━━━━━ Record extracts ━━━━━
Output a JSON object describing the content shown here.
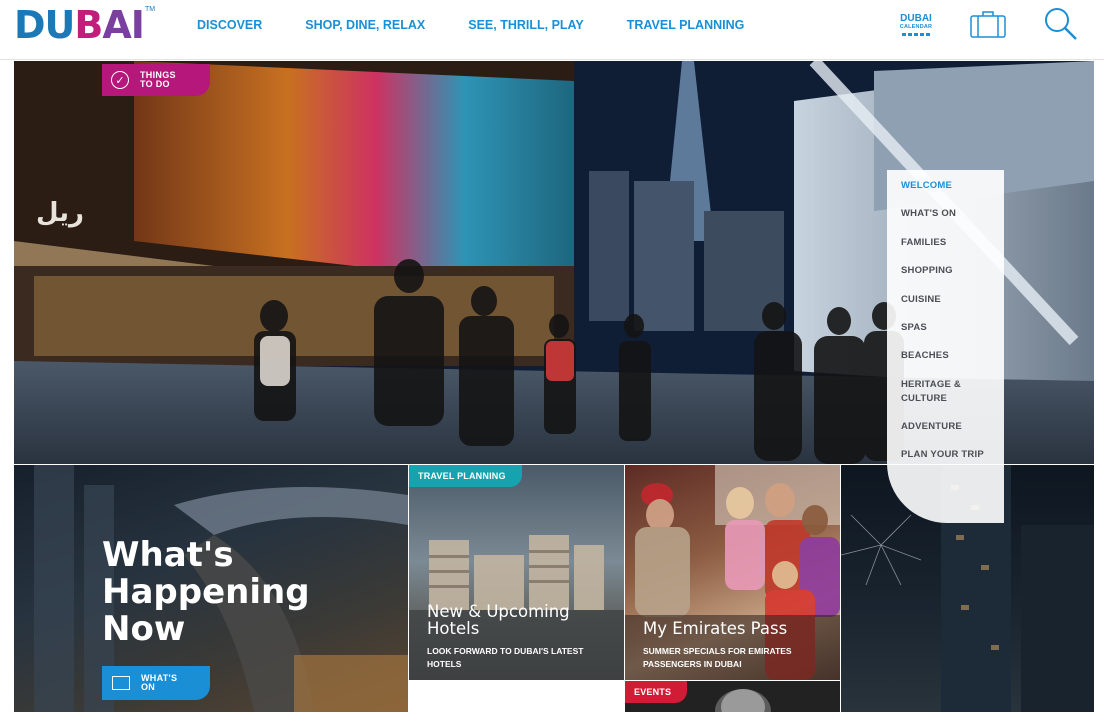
{
  "header": {
    "logo": {
      "part1": "DU",
      "part2": "B",
      "part3": "AI",
      "tm": "TM"
    },
    "nav": [
      "DISCOVER",
      "SHOP, DINE, RELAX",
      "SEE, THRILL, PLAY",
      "TRAVEL PLANNING"
    ],
    "calendar": {
      "line1": "DUBAI",
      "line2": "CALENDAR"
    }
  },
  "hero": {
    "badge": {
      "line1": "THINGS",
      "line2": "TO DO"
    },
    "sign_text": "ريل"
  },
  "side_menu": {
    "items": [
      "WELCOME",
      "WHAT'S ON",
      "FAMILIES",
      "SHOPPING",
      "CUISINE",
      "SPAS",
      "BEACHES",
      "HERITAGE &",
      "CULTURE",
      "ADVENTURE",
      "PLAN YOUR TRIP"
    ],
    "active": "WELCOME"
  },
  "happening": {
    "line1": "What's",
    "line2": "Happening",
    "line3": "Now",
    "button": {
      "line1": "WHAT'S",
      "line2": "ON"
    }
  },
  "tiles": {
    "hotels": {
      "tag": "TRAVEL PLANNING",
      "title1": "New & Upcoming",
      "title2": "Hotels",
      "sub1": "LOOK FORWARD TO DUBAI'S LATEST",
      "sub2": "HOTELS"
    },
    "emirates": {
      "title": "My Emirates Pass",
      "sub1": "SUMMER SPECIALS FOR EMIRATES",
      "sub2": "PASSENGERS IN DUBAI"
    },
    "events": {
      "tag": "EVENTS"
    }
  },
  "colors": {
    "brand_blue": "#1b8fd6",
    "magenta": "#b5177a",
    "teal": "#15a3b0",
    "red": "#d21c35"
  }
}
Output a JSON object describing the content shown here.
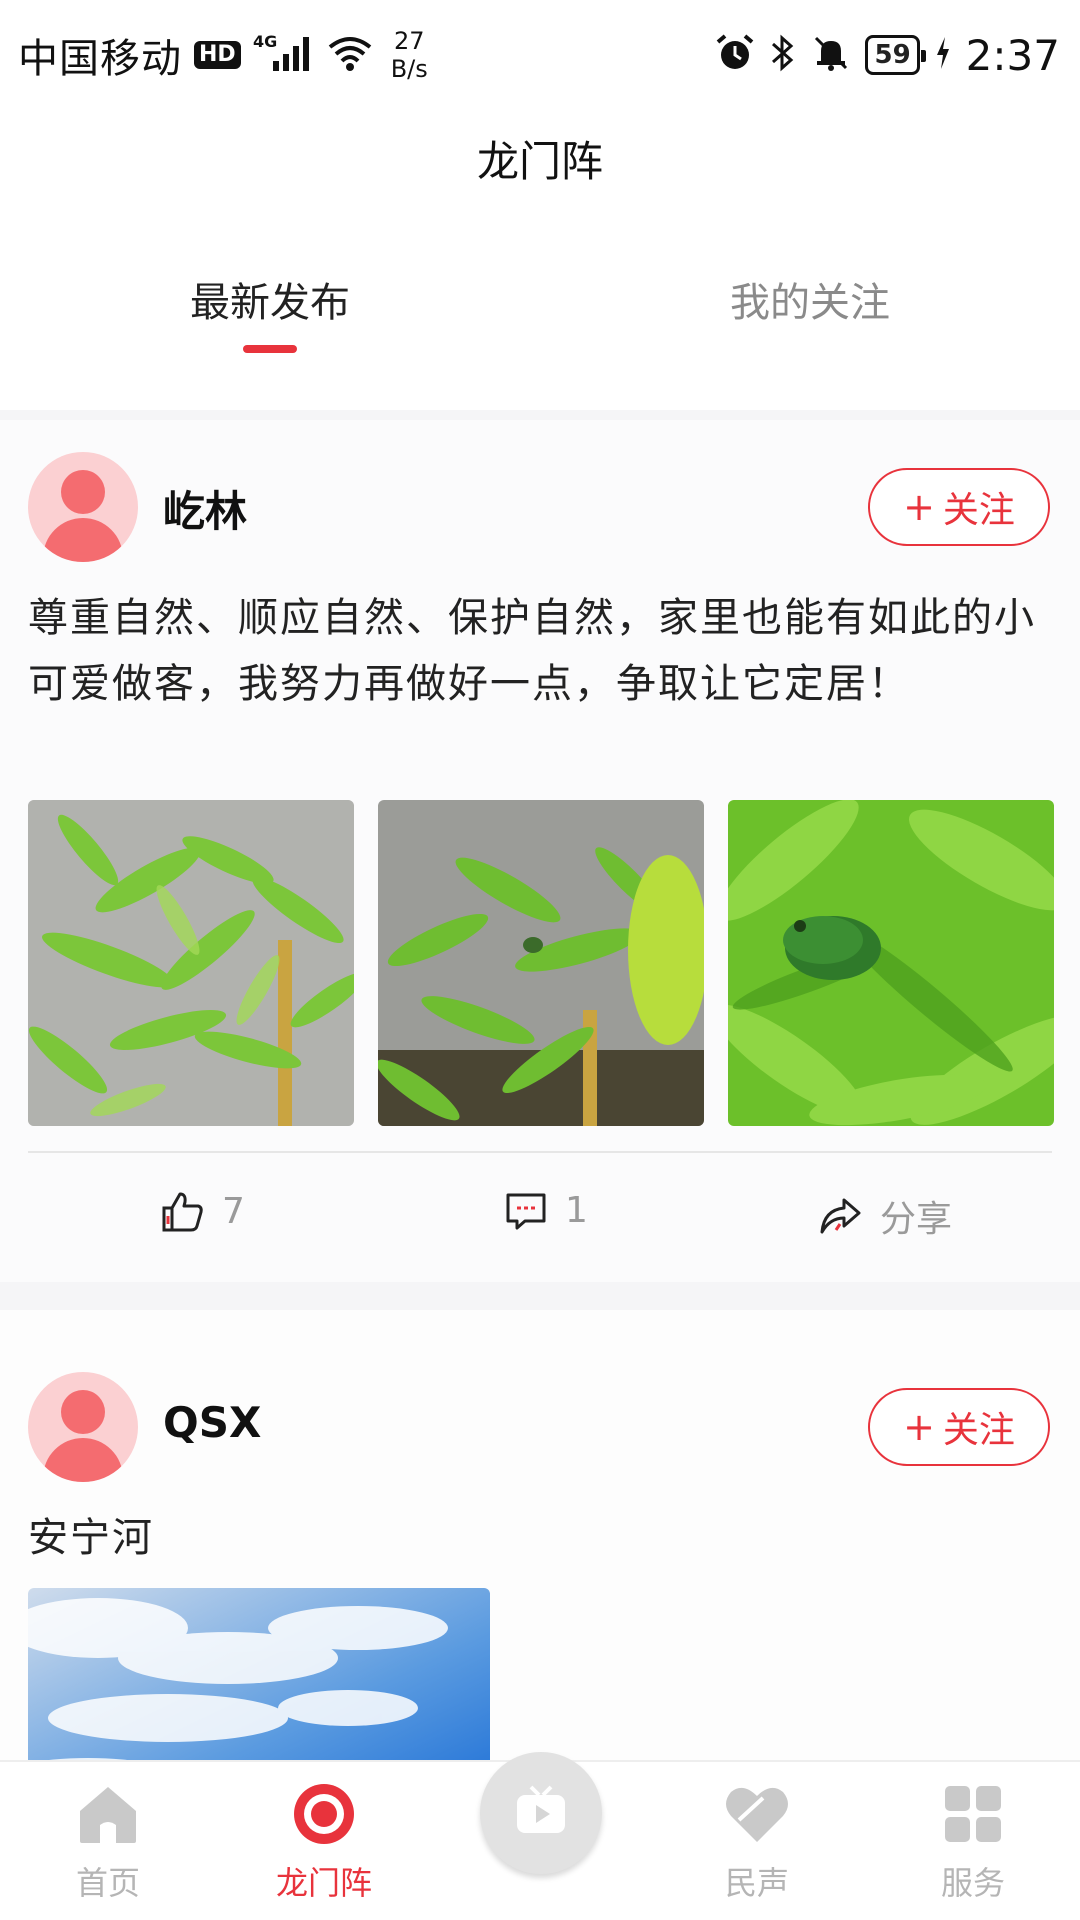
{
  "status_bar": {
    "carrier": "中国移动",
    "hd": "HD",
    "network": "4G",
    "rate_value": "27",
    "rate_unit": "B/s",
    "battery": "59",
    "time": "2:37",
    "icons": [
      "hd-icon",
      "signal-icon",
      "wifi-icon",
      "alarm-icon",
      "bluetooth-icon",
      "mute-icon",
      "battery-icon",
      "charging-icon"
    ]
  },
  "header": {
    "title": "龙门阵",
    "tabs": [
      {
        "label": "最新发布",
        "active": true
      },
      {
        "label": "我的关注",
        "active": false
      }
    ]
  },
  "posts": [
    {
      "user": "屹林",
      "follow_label": "关注",
      "follow_plus": "+",
      "text": "尊重自然、顺应自然、保护自然，家里也能有如此的小可爱做客，我努力再做好一点，争取让它定居！",
      "likes": "7",
      "comments": "1",
      "share_label": "分享"
    },
    {
      "user": "QSX",
      "follow_label": "关注",
      "follow_plus": "+",
      "text": "安宁河"
    }
  ],
  "bottom_nav": {
    "items": [
      {
        "label": "首页",
        "icon": "home-icon",
        "active": false
      },
      {
        "label": "龙门阵",
        "icon": "target-icon",
        "active": true
      },
      {
        "label": "",
        "icon": "tv-play-icon",
        "active": false
      },
      {
        "label": "民声",
        "icon": "heart-icon",
        "active": false
      },
      {
        "label": "服务",
        "icon": "grid-icon",
        "active": false
      }
    ]
  },
  "colors": {
    "accent": "#e8333c",
    "inactive": "#b5b5b5",
    "avatar_bg": "#fbd0d2",
    "avatar_fg": "#f46c70"
  }
}
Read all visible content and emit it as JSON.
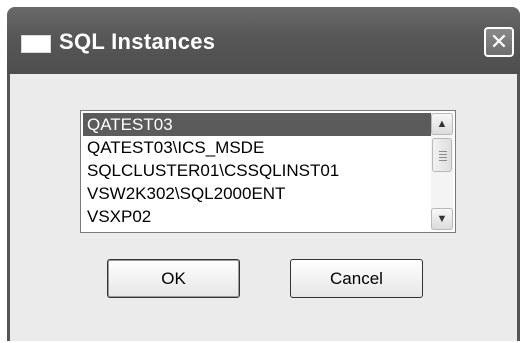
{
  "window": {
    "title": "SQL Instances",
    "close_symbol": "✕",
    "icon": "window-icon"
  },
  "instances": {
    "selected_index": 0,
    "items": [
      "QATEST03",
      "QATEST03\\ICS_MSDE",
      "SQLCLUSTER01\\CSSQLINST01",
      "VSW2K302\\SQL2000ENT",
      "VSXP02"
    ]
  },
  "scrollbar": {
    "up_symbol": "▲",
    "down_symbol": "▼"
  },
  "buttons": {
    "ok_label": "OK",
    "cancel_label": "Cancel"
  },
  "colors": {
    "titlebar": "#575757",
    "selection": "#5b5b5b",
    "client": "#ebebeb"
  }
}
━━━━━
__Stated goal__. Of the lines in the listing above, how many hold the string "DUBAI"? Reply with the number only.

__Finished exercise__. 3